## What to work on
Provide an exact transcription of all the records.
>> start
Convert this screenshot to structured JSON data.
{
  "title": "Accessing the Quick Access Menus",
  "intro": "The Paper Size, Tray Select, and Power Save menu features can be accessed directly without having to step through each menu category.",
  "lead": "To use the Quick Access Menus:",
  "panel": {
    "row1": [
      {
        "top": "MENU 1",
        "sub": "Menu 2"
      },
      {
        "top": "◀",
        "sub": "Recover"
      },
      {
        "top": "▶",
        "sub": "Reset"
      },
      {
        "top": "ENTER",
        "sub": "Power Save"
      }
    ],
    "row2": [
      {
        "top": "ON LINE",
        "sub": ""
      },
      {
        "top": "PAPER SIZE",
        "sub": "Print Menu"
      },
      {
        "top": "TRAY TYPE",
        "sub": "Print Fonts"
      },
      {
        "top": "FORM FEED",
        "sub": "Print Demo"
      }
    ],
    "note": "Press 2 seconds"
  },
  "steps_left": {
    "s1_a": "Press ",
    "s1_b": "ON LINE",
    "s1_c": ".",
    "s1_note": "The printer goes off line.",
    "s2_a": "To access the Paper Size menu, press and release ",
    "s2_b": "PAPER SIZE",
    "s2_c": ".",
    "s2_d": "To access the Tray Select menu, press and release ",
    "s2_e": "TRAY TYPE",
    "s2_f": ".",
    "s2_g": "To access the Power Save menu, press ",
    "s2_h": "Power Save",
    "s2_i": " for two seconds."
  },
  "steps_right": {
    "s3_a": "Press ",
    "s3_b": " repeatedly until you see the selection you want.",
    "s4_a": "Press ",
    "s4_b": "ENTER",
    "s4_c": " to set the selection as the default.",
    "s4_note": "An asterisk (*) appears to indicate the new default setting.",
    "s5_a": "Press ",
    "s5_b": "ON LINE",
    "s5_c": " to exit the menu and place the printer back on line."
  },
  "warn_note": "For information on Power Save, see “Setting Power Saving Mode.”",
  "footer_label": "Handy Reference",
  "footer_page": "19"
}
>> end
## Response to this exercise
Convert this screenshot to structured JSON data.
{
  "title": "Accessing the Quick Access Menus",
  "intro": "The Paper Size, Tray Select, and Power Save menu features can be accessed directly without having to step through each menu category.",
  "lead": "To use the Quick Access Menus:",
  "panel": {
    "row1": [
      {
        "top": "MENU 1",
        "sub": "Menu 2"
      },
      {
        "top": "◀",
        "sub": "Recover"
      },
      {
        "top": "▶",
        "sub": "Reset"
      },
      {
        "top": "ENTER",
        "sub": "Power Save"
      }
    ],
    "row2": [
      {
        "top": "ON LINE",
        "sub": ""
      },
      {
        "top": "PAPER SIZE",
        "sub": "Print Menu"
      },
      {
        "top": "TRAY TYPE",
        "sub": "Print Fonts"
      },
      {
        "top": "FORM FEED",
        "sub": "Print Demo"
      }
    ],
    "note": "Press 2 seconds"
  },
  "steps_left": {
    "s1_a": "Press ",
    "s1_b": "ON LINE",
    "s1_c": ".",
    "s1_note": "The printer goes off line.",
    "s2_a": "To access the Paper Size menu, press and release ",
    "s2_b": "PAPER SIZE",
    "s2_c": ".",
    "s2_d": "To access the Tray Select menu, press and release ",
    "s2_e": "TRAY TYPE",
    "s2_f": ".",
    "s2_g": "To access the Power Save menu, press ",
    "s2_h": "Power Save",
    "s2_i": " for two seconds."
  },
  "steps_right": {
    "s3_a": "Press ",
    "s3_b": " repeatedly until you see the selection you want.",
    "s4_a": "Press ",
    "s4_b": "ENTER",
    "s4_c": " to set the selection as the default.",
    "s4_note": "An asterisk (*) appears to indicate the new default setting.",
    "s5_a": "Press ",
    "s5_b": "ON LINE",
    "s5_c": " to exit the menu and place the printer back on line."
  },
  "warn_note": "For information on Power Save, see “Setting Power Saving Mode.”",
  "footer_label": "Handy Reference",
  "footer_page": "19"
}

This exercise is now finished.